** START MATERIAL SHOWN **

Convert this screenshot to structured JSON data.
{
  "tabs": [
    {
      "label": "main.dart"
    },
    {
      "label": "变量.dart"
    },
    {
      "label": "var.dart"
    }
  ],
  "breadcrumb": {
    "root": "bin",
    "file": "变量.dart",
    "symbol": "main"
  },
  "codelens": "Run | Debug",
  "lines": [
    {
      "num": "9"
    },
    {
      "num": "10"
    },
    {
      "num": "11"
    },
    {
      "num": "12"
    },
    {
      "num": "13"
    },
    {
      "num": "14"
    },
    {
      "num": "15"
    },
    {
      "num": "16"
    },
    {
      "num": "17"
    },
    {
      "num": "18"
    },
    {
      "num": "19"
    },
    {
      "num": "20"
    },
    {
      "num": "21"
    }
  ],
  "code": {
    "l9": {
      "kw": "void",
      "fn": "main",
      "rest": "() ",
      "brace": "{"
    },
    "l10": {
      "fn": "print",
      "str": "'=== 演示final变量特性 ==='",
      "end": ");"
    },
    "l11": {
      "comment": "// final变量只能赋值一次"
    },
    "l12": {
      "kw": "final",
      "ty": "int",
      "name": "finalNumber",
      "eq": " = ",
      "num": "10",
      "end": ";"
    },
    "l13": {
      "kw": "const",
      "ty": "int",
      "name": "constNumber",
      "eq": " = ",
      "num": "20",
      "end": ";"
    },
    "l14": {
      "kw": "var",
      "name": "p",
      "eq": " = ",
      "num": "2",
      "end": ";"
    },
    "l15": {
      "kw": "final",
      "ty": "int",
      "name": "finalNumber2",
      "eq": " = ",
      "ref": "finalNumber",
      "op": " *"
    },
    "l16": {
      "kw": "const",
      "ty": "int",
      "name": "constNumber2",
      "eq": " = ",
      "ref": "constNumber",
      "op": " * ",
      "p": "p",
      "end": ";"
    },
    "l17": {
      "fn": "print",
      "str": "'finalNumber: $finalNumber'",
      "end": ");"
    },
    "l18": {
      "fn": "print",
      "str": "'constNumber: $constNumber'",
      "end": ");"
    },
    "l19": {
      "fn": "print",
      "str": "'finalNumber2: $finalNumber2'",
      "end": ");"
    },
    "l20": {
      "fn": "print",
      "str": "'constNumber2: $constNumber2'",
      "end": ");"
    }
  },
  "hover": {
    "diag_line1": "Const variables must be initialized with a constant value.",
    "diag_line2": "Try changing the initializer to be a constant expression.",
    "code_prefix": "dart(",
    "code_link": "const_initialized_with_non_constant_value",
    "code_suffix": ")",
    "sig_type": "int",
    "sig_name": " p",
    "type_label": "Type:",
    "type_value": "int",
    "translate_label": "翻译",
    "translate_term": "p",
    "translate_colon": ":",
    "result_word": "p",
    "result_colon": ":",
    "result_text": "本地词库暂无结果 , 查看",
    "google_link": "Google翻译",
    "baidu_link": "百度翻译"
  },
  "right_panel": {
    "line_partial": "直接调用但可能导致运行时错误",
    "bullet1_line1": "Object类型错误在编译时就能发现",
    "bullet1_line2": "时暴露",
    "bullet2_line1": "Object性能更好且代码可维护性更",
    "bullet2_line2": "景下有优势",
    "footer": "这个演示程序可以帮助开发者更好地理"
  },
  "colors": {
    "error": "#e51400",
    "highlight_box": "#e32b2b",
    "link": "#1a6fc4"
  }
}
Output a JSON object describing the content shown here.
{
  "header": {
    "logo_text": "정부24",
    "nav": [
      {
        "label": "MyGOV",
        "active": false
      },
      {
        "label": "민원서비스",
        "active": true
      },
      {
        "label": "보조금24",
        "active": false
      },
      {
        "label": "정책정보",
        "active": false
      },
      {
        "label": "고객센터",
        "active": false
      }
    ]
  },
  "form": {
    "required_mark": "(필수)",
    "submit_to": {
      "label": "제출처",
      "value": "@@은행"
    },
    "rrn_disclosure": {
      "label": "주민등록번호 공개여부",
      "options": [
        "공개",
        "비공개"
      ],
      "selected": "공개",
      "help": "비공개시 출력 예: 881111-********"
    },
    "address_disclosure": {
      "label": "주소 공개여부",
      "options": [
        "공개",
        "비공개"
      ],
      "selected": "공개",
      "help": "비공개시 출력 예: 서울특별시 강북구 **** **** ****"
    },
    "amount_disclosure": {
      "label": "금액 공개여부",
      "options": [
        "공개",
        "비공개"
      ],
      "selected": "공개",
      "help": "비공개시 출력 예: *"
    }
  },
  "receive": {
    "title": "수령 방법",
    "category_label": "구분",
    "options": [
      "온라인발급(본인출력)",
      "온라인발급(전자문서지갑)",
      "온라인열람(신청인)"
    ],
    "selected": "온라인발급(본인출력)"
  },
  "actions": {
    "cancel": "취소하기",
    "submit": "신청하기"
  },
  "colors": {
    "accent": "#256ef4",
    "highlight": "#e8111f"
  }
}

** END MATERIAL SHOWN **

Recopy the whole listing exactly.

SOLUTION FOR THIS EXERCISE:
Convert this screenshot to structured JSON data.
{
  "tabs": [
    {
      "label": "main.dart"
    },
    {
      "label": "变量.dart"
    },
    {
      "label": "var.dart"
    }
  ],
  "breadcrumb": {
    "root": "bin",
    "file": "变量.dart",
    "symbol": "main"
  },
  "codelens": "Run | Debug",
  "lines": [
    {
      "num": "9"
    },
    {
      "num": "10"
    },
    {
      "num": "11"
    },
    {
      "num": "12"
    },
    {
      "num": "13"
    },
    {
      "num": "14"
    },
    {
      "num": "15"
    },
    {
      "num": "16"
    },
    {
      "num": "17"
    },
    {
      "num": "18"
    },
    {
      "num": "19"
    },
    {
      "num": "20"
    },
    {
      "num": "21"
    }
  ],
  "code": {
    "l9": {
      "kw": "void",
      "fn": "main",
      "rest": "() ",
      "brace": "{"
    },
    "l10": {
      "fn": "print",
      "str": "'=== 演示final变量特性 ==='",
      "end": ");"
    },
    "l11": {
      "comment": "// final变量只能赋值一次"
    },
    "l12": {
      "kw": "final",
      "ty": "int",
      "name": "finalNumber",
      "eq": " = ",
      "num": "10",
      "end": ";"
    },
    "l13": {
      "kw": "const",
      "ty": "int",
      "name": "constNumber",
      "eq": " = ",
      "num": "20",
      "end": ";"
    },
    "l14": {
      "kw": "var",
      "name": "p",
      "eq": " = ",
      "num": "2",
      "end": ";"
    },
    "l15": {
      "kw": "final",
      "ty": "int",
      "name": "finalNumber2",
      "eq": " = ",
      "ref": "finalNumber",
      "op": " *"
    },
    "l16": {
      "kw": "const",
      "ty": "int",
      "name": "constNumber2",
      "eq": " = ",
      "ref": "constNumber",
      "op": " * ",
      "p": "p",
      "end": ";"
    },
    "l17": {
      "fn": "print",
      "str": "'finalNumber: $finalNumber'",
      "end": ");"
    },
    "l18": {
      "fn": "print",
      "str": "'constNumber: $constNumber'",
      "end": ");"
    },
    "l19": {
      "fn": "print",
      "str": "'finalNumber2: $finalNumber2'",
      "end": ");"
    },
    "l20": {
      "fn": "print",
      "str": "'constNumber2: $constNumber2'",
      "end": ");"
    }
  },
  "hover": {
    "diag_line1": "Const variables must be initialized with a constant value.",
    "diag_line2": "Try changing the initializer to be a constant expression.",
    "code_prefix": "dart(",
    "code_link": "const_initialized_with_non_constant_value",
    "code_suffix": ")",
    "sig_type": "int",
    "sig_name": " p",
    "type_label": "Type:",
    "type_value": "int",
    "translate_label": "翻译",
    "translate_term": "p",
    "translate_colon": ":",
    "result_word": "p",
    "result_colon": ":",
    "result_text": "本地词库暂无结果 , 查看",
    "google_link": "Google翻译",
    "baidu_link": "百度翻译"
  },
  "right_panel": {
    "line_partial": "直接调用但可能导致运行时错误",
    "bullet1_line1": "Object类型错误在编译时就能发现",
    "bullet1_line2": "时暴露",
    "bullet2_line1": "Object性能更好且代码可维护性更",
    "bullet2_line2": "景下有优势",
    "footer": "这个演示程序可以帮助开发者更好地理"
  },
  "colors": {
    "error": "#e51400",
    "highlight_box": "#e32b2b",
    "link": "#1a6fc4"
  }
}
Output a JSON object describing the content shown here.
{
  "header": {
    "logo_text": "정부24",
    "nav": [
      {
        "label": "MyGOV",
        "active": false
      },
      {
        "label": "민원서비스",
        "active": true
      },
      {
        "label": "보조금24",
        "active": false
      },
      {
        "label": "정책정보",
        "active": false
      },
      {
        "label": "고객센터",
        "active": false
      }
    ]
  },
  "form": {
    "required_mark": "(필수)",
    "submit_to": {
      "label": "제출처",
      "value": "@@은행"
    },
    "rrn_disclosure": {
      "label": "주민등록번호 공개여부",
      "options": [
        "공개",
        "비공개"
      ],
      "selected": "공개",
      "help": "비공개시 출력 예: 881111-********"
    },
    "address_disclosure": {
      "label": "주소 공개여부",
      "options": [
        "공개",
        "비공개"
      ],
      "selected": "공개",
      "help": "비공개시 출력 예: 서울특별시 강북구 **** **** ****"
    },
    "amount_disclosure": {
      "label": "금액 공개여부",
      "options": [
        "공개",
        "비공개"
      ],
      "selected": "공개",
      "help": "비공개시 출력 예: *"
    }
  },
  "receive": {
    "title": "수령 방법",
    "category_label": "구분",
    "options": [
      "온라인발급(본인출력)",
      "온라인발급(전자문서지갑)",
      "온라인열람(신청인)"
    ],
    "selected": "온라인발급(본인출력)"
  },
  "actions": {
    "cancel": "취소하기",
    "submit": "신청하기"
  },
  "colors": {
    "accent": "#256ef4",
    "highlight": "#e8111f"
  }
}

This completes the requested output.